> Your instructions: Return the records that follow, matching each one exactly.

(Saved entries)
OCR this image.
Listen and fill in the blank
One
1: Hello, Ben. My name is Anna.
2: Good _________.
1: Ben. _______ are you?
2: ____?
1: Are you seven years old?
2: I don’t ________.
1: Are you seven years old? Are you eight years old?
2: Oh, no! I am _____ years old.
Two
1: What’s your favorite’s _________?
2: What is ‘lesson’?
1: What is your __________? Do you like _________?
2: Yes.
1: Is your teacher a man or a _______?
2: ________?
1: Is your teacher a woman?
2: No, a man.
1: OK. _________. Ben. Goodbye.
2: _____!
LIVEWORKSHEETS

> Finished task:
OCR this image.
Listen and fill in the blank
One
1: Hello, Ben. My name is Anna.
2: Good _________.
1: Ben. _______ are you?
2: ____?
1: Are you seven years old?
2: I don’t ________.
1: Are you seven years old? Are you eight years old?
2: Oh, no! I am _____ years old.
Two
1: What’s your favorite’s _________?
2: What is ‘lesson’?
1: What is your __________? Do you like _________?
2: Yes.
1: Is your teacher a man or a _______?
2: ________?
1: Is your teacher a woman?
2: No, a man.
1: OK. _________. Ben. Goodbye.
2: _____!
LIVEWORKSHEETS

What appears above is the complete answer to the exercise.